— Begin —

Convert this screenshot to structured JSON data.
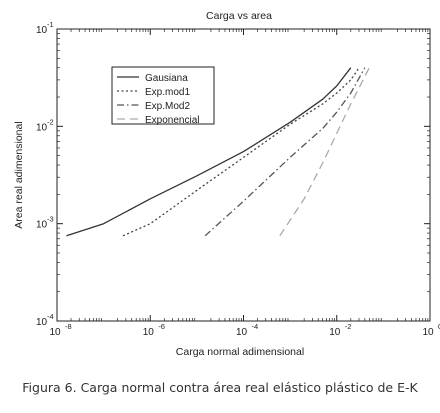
{
  "chart_data": {
    "type": "line",
    "title": "Carga vs area",
    "xlabel": "Carga normal adimensional",
    "ylabel": "Area real adimensional",
    "x_scale": "log",
    "y_scale": "log",
    "xlim": [
      1e-08,
      1
    ],
    "ylim": [
      0.0001,
      0.1
    ],
    "x_ticks": [
      {
        "value": 1e-08,
        "base": "10",
        "exp": "-8"
      },
      {
        "value": 1e-06,
        "base": "10",
        "exp": "-6"
      },
      {
        "value": 0.0001,
        "base": "10",
        "exp": "-4"
      },
      {
        "value": 0.01,
        "base": "10",
        "exp": "-2"
      },
      {
        "value": 1,
        "base": "10",
        "exp": "0"
      }
    ],
    "y_ticks": [
      {
        "value": 0.0001,
        "base": "10",
        "exp": "-4"
      },
      {
        "value": 0.001,
        "base": "10",
        "exp": "-3"
      },
      {
        "value": 0.01,
        "base": "10",
        "exp": "-2"
      },
      {
        "value": 0.1,
        "base": "10",
        "exp": "-1"
      }
    ],
    "grid": false,
    "legend_position": "top-left",
    "series": [
      {
        "name": "Gausiana",
        "style": "solid",
        "color": "#333333",
        "x": [
          1.6e-08,
          1e-07,
          1e-06,
          1e-05,
          0.0001,
          0.001,
          0.005,
          0.01,
          0.02
        ],
        "y": [
          0.00075,
          0.001,
          0.0018,
          0.0031,
          0.0055,
          0.011,
          0.019,
          0.026,
          0.04
        ]
      },
      {
        "name": "Exp.mod1",
        "style": "dotted",
        "color": "#444444",
        "x": [
          2.6e-07,
          1e-06,
          1e-05,
          0.0001,
          0.001,
          0.005,
          0.01,
          0.02,
          0.03
        ],
        "y": [
          0.00075,
          0.001,
          0.0022,
          0.0048,
          0.0105,
          0.017,
          0.022,
          0.03,
          0.04
        ]
      },
      {
        "name": "Exp.Mod2",
        "style": "dashdot",
        "color": "#555555",
        "x": [
          1.5e-05,
          0.0001,
          0.001,
          0.005,
          0.01,
          0.02,
          0.04
        ],
        "y": [
          0.00075,
          0.0017,
          0.0048,
          0.0095,
          0.014,
          0.022,
          0.04
        ]
      },
      {
        "name": "Exponencial",
        "style": "dashed",
        "color": "#aaaaaa",
        "x": [
          0.0006,
          0.002,
          0.005,
          0.01,
          0.02,
          0.05
        ],
        "y": [
          0.00075,
          0.0018,
          0.0042,
          0.0085,
          0.017,
          0.04
        ]
      }
    ]
  },
  "caption": "Figura 6. Carga normal contra área real elástico plástico de E-K"
}
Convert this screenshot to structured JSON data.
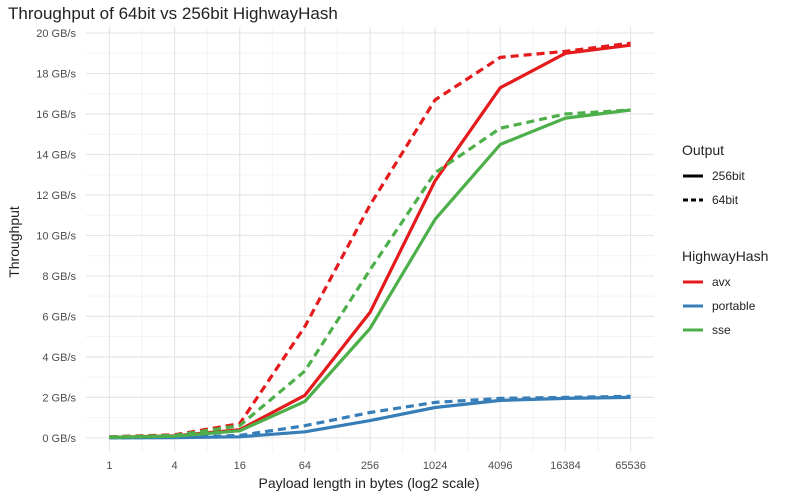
{
  "chart_data": {
    "type": "line",
    "title": "Throughput of 64bit vs 256bit HighwayHash",
    "xlabel": "Payload length in bytes (log2 scale)",
    "ylabel": "Throughput",
    "x_scale": "log2",
    "x": [
      1,
      4,
      16,
      64,
      256,
      1024,
      4096,
      16384,
      65536
    ],
    "x_tick_labels": [
      "1",
      "4",
      "16",
      "64",
      "256",
      "1024",
      "4096",
      "16384",
      "65536"
    ],
    "y_ticks": [
      0,
      2,
      4,
      6,
      8,
      10,
      12,
      14,
      16,
      18,
      20
    ],
    "y_tick_labels": [
      "0 GB/s",
      "2 GB/s",
      "4 GB/s",
      "6 GB/s",
      "8 GB/s",
      "10 GB/s",
      "12 GB/s",
      "14 GB/s",
      "16 GB/s",
      "18 GB/s",
      "20 GB/s"
    ],
    "ylim": [
      -0.7,
      20.3
    ],
    "grid": true,
    "legend_placement": "right",
    "series": [
      {
        "name": "avx",
        "output": "256bit",
        "color": "#E41A1C",
        "dash": "solid",
        "values": [
          0.02,
          0.1,
          0.4,
          2.1,
          6.2,
          12.7,
          17.3,
          19.0,
          19.4
        ]
      },
      {
        "name": "avx",
        "output": "64bit",
        "color": "#E41A1C",
        "dash": "dashed",
        "values": [
          0.05,
          0.15,
          0.7,
          5.5,
          11.5,
          16.7,
          18.8,
          19.1,
          19.5
        ]
      },
      {
        "name": "portable",
        "output": "256bit",
        "color": "#377EB8",
        "dash": "solid",
        "values": [
          0.0,
          0.01,
          0.05,
          0.3,
          0.85,
          1.5,
          1.85,
          1.95,
          2.0
        ]
      },
      {
        "name": "portable",
        "output": "64bit",
        "color": "#377EB8",
        "dash": "dashed",
        "values": [
          0.0,
          0.02,
          0.12,
          0.6,
          1.25,
          1.75,
          1.95,
          2.0,
          2.05
        ]
      },
      {
        "name": "sse",
        "output": "256bit",
        "color": "#4DAF4A",
        "dash": "solid",
        "values": [
          0.02,
          0.08,
          0.35,
          1.8,
          5.4,
          10.8,
          14.5,
          15.8,
          16.2
        ]
      },
      {
        "name": "sse",
        "output": "64bit",
        "color": "#4DAF4A",
        "dash": "dashed",
        "values": [
          0.04,
          0.12,
          0.6,
          3.3,
          8.3,
          13.1,
          15.3,
          16.0,
          16.2
        ]
      }
    ]
  },
  "legend": {
    "output_title": "Output",
    "output_items": [
      {
        "label": "256bit",
        "dash": "solid"
      },
      {
        "label": "64bit",
        "dash": "dashed"
      }
    ],
    "hash_title": "HighwayHash",
    "hash_items": [
      {
        "label": "avx",
        "color": "#E41A1C"
      },
      {
        "label": "portable",
        "color": "#377EB8"
      },
      {
        "label": "sse",
        "color": "#4DAF4A"
      }
    ]
  }
}
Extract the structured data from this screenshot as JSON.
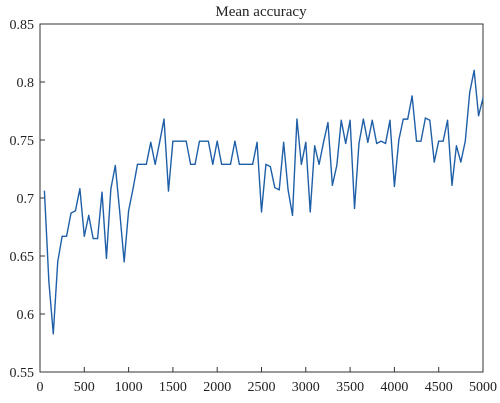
{
  "chart_data": {
    "type": "line",
    "title": "Mean accuracy",
    "xlabel": "",
    "ylabel": "",
    "xlim": [
      0,
      5000
    ],
    "ylim": [
      0.55,
      0.85
    ],
    "x_ticks": [
      0,
      500,
      1000,
      1500,
      2000,
      2500,
      3000,
      3500,
      4000,
      4500,
      5000
    ],
    "y_ticks": [
      0.55,
      0.6,
      0.65,
      0.7,
      0.75,
      0.8,
      0.85
    ],
    "x_tick_labels": [
      "0",
      "500",
      "1000",
      "1500",
      "2000",
      "2500",
      "3000",
      "3500",
      "4000",
      "4500",
      "5000"
    ],
    "y_tick_labels": [
      "0.55",
      "0.6",
      "0.65",
      "0.7",
      "0.75",
      "0.8",
      "0.85"
    ],
    "grid": false,
    "series": [
      {
        "color": "#1f5fa8",
        "x": [
          50,
          100,
          150,
          200,
          250,
          300,
          350,
          400,
          450,
          500,
          550,
          600,
          650,
          700,
          750,
          800,
          850,
          900,
          950,
          1000,
          1050,
          1100,
          1150,
          1200,
          1250,
          1300,
          1350,
          1400,
          1450,
          1500,
          1550,
          1600,
          1650,
          1700,
          1750,
          1800,
          1850,
          1900,
          1950,
          2000,
          2050,
          2100,
          2150,
          2200,
          2250,
          2300,
          2350,
          2400,
          2450,
          2500,
          2550,
          2600,
          2650,
          2700,
          2750,
          2800,
          2850,
          2900,
          2950,
          3000,
          3050,
          3100,
          3150,
          3200,
          3250,
          3300,
          3350,
          3400,
          3450,
          3500,
          3550,
          3600,
          3650,
          3700,
          3750,
          3800,
          3850,
          3900,
          3950,
          4000,
          4050,
          4100,
          4150,
          4200,
          4250,
          4300,
          4350,
          4400,
          4450,
          4500,
          4550,
          4600,
          4650,
          4700,
          4750,
          4800,
          4850,
          4900,
          4950,
          5000
        ],
        "values": [
          0.706,
          0.628,
          0.583,
          0.645,
          0.667,
          0.667,
          0.687,
          0.689,
          0.708,
          0.667,
          0.685,
          0.665,
          0.665,
          0.705,
          0.648,
          0.708,
          0.728,
          0.688,
          0.645,
          0.689,
          0.708,
          0.729,
          0.729,
          0.729,
          0.748,
          0.729,
          0.748,
          0.768,
          0.706,
          0.749,
          0.749,
          0.749,
          0.749,
          0.729,
          0.729,
          0.749,
          0.749,
          0.749,
          0.729,
          0.749,
          0.729,
          0.729,
          0.729,
          0.749,
          0.729,
          0.729,
          0.729,
          0.729,
          0.748,
          0.688,
          0.729,
          0.727,
          0.709,
          0.707,
          0.748,
          0.707,
          0.685,
          0.768,
          0.729,
          0.748,
          0.688,
          0.745,
          0.729,
          0.748,
          0.765,
          0.711,
          0.728,
          0.767,
          0.747,
          0.767,
          0.691,
          0.747,
          0.768,
          0.748,
          0.767,
          0.747,
          0.749,
          0.747,
          0.767,
          0.71,
          0.75,
          0.768,
          0.768,
          0.788,
          0.749,
          0.749,
          0.769,
          0.767,
          0.731,
          0.749,
          0.749,
          0.767,
          0.711,
          0.745,
          0.731,
          0.749,
          0.791,
          0.81,
          0.771,
          0.786
        ]
      }
    ]
  }
}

— End —

**SET TASK**
Using the listing above, gather each line that holds the string "normal" and copy it.

**WRITTEN RESPONSE**
    "xlabel": "Carga normal adimensional",
  "caption": "Figura 6. Carga normal contra área real elástico plástico de E-K"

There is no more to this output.